The order of the strings will be based on the input provided by the user (the order of chromosomes in the bam file).

The code below works to sort on String and position, omitting parts I believe to be unnecessary. I also implement PartialOrd, PartialEq and Eq. In the actual code I then call genotypes_vec.sort_unstable() to get a sorted vector.

struct Genotype {
    chrom: String,
    position: u32,

}

impl Ord for Genotype {
    fn cmp(&self, other: &Self) -> Ordering {
        (self.chrom.clone(), &self.position, ).cmp(&(
            other.chrom.clone(),
            &other.position,
        ))

Now this will sort strings/chromosomes as chr1, chr10, chr2 (alphabetical sort), while the desired order would be chr1, chr2, chr10. Therefore note that a satisfying solution would also be a natural sort of strings, but I haven't been able to implement that either. I found https://docs.rs/human-sort/latest/human_sort/, but I am not sure how to apply that sort for the strings, while still sorting for the position if self.chrom == other.chrom

The code below does not entirely match the requirements, as I cannot find a way to pass the desired order of strings to the cmp() function - it only accepts two arguments

impl Ord for Genotype {
    fn cmp(&self, other: &Self, chrom_order: Vec<String>) -> Ordering {
        let chrom_order = vec!["chr1".to_string(), "chr10".to_string()];
        let chrom_test = chrom_order
            .iter()

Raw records
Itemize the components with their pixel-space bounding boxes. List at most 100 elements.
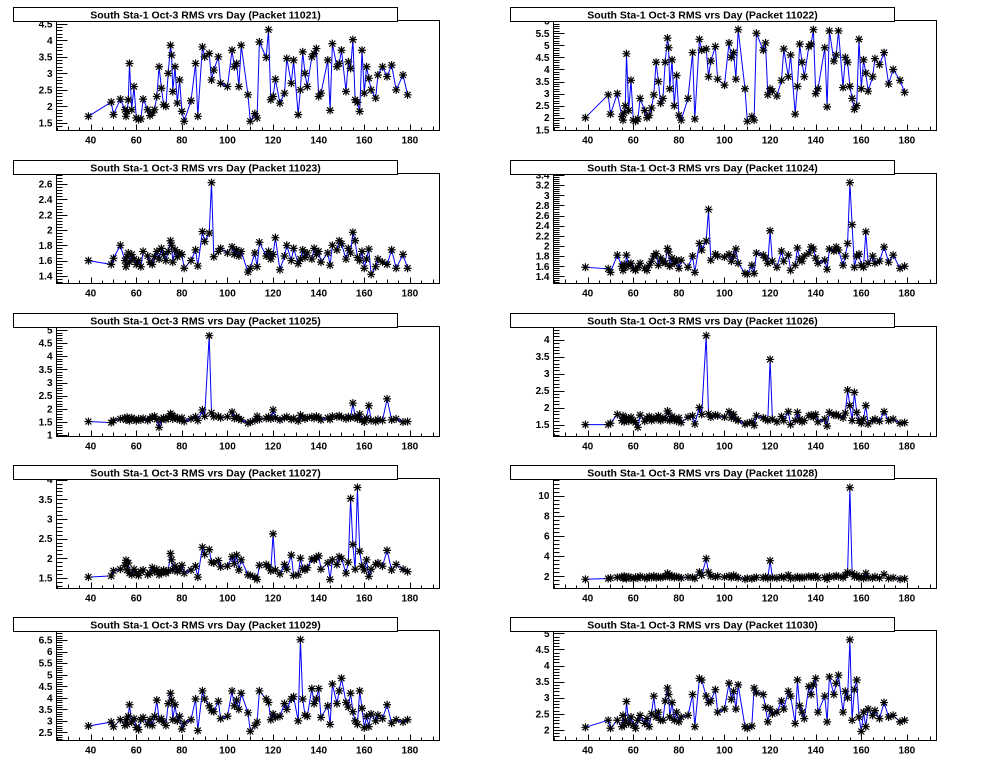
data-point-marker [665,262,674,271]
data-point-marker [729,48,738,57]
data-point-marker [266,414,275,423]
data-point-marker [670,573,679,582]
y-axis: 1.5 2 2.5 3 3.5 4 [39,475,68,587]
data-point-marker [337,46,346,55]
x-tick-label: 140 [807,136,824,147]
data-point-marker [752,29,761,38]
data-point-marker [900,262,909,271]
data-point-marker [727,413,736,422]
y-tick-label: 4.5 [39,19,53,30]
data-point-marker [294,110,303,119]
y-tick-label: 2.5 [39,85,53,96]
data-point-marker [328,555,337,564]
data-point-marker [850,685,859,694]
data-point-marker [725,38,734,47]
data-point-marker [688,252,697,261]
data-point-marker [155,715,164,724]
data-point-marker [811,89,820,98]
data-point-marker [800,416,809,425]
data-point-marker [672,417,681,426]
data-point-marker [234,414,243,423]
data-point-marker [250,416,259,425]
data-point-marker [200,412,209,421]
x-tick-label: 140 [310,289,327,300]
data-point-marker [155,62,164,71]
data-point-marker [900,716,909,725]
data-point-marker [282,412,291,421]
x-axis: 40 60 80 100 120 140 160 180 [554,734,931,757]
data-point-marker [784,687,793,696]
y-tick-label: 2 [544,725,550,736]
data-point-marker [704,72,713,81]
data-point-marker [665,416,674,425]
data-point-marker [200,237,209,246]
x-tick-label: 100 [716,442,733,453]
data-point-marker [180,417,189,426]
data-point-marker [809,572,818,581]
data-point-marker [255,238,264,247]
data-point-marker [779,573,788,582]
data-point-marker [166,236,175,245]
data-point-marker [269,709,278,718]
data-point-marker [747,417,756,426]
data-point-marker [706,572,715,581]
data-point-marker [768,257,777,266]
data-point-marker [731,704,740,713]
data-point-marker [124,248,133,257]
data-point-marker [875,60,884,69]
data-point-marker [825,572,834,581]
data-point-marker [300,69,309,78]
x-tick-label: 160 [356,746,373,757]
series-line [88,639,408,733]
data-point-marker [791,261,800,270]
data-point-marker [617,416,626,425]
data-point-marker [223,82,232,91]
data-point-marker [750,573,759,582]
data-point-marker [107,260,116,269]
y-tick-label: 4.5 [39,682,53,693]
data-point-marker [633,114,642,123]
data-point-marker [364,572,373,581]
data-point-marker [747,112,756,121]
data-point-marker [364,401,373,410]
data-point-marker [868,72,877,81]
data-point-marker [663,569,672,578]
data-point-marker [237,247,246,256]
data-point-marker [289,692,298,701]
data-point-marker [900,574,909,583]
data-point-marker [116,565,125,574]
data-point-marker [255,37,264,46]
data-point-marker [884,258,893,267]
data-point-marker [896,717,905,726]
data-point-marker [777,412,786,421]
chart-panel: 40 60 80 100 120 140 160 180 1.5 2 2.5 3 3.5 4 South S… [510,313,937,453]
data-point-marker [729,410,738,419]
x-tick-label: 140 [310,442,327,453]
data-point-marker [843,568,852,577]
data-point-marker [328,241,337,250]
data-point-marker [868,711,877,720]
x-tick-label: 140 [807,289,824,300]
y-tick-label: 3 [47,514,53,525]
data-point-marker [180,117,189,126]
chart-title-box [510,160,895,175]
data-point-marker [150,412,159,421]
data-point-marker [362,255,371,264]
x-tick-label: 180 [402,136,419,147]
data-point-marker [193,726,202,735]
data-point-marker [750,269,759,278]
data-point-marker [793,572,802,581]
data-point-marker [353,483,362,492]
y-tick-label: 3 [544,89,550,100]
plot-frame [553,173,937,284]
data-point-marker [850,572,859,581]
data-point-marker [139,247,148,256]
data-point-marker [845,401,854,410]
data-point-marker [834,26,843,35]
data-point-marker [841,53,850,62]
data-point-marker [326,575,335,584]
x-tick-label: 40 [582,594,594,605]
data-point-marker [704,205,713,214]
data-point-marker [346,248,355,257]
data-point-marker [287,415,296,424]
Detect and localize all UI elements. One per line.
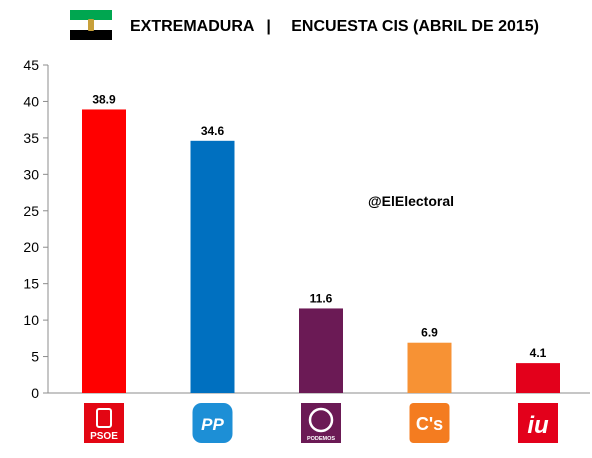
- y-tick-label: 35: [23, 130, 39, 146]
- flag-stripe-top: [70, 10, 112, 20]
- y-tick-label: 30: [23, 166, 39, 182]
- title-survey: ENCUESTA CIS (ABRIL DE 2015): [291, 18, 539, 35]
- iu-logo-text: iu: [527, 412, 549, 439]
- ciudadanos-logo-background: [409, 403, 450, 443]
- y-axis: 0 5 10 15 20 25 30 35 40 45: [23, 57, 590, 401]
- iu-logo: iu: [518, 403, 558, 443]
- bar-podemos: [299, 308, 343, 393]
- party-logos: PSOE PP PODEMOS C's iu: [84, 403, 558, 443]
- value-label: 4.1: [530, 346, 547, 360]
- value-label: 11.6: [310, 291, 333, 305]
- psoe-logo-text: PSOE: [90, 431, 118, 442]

## [Stated problem 1]
Output the chromosome sorting post from "The order of the" to "a sorted vector.".
## [Stated problem 2]
Go on with the chromosome sorting post from where it stops.
The rows are separate material, unrelated to the chromosome sorting post.

## [Exercise answer 1]
The order of the strings will be based on the input provided by the user (the order of chromosomes in the bam file).

The code below works to sort on String and position, omitting parts I believe to be unnecessary. I also implement PartialOrd, PartialEq and Eq. In the actual code I then call genotypes_vec.sort_unstable() to get a sorted vector.

## [Exercise answer 2]
            .position(|x| x == &self.chrom)
            .unwrap()
            .cmp(&chrom_order.iter().position(|x| x == &other.chrom).unwrap());
        if chrom_test == Ordering::Equal {
            // If same chromosome
            return self.start.cmp(&other.start);
        }
        chrom_test
    }
}
method `cmp` has 3 parameters but the declaration in trait `std::cmp::Ord::cmp` has 2
`cmp` from trait: `fn(&Self, &Self) -> std::cmp::Ordering`rustcE0050

Generating the chrom_order on the fly every time cmp() is called seems undesirable too, and probably also wouldn't work - as that would also require passing arguments.


Solution

  • cmp and human_sort::compare both return an Ordering. The standard library provides composition methods for Ordering.

    So you should be able to write something like:

    human_sort::compare(&self.chrom, &other.chrom)
        .then(self.position.cmp(&other.position))
    

    That will order the entries based on their chrom and break tie based on position.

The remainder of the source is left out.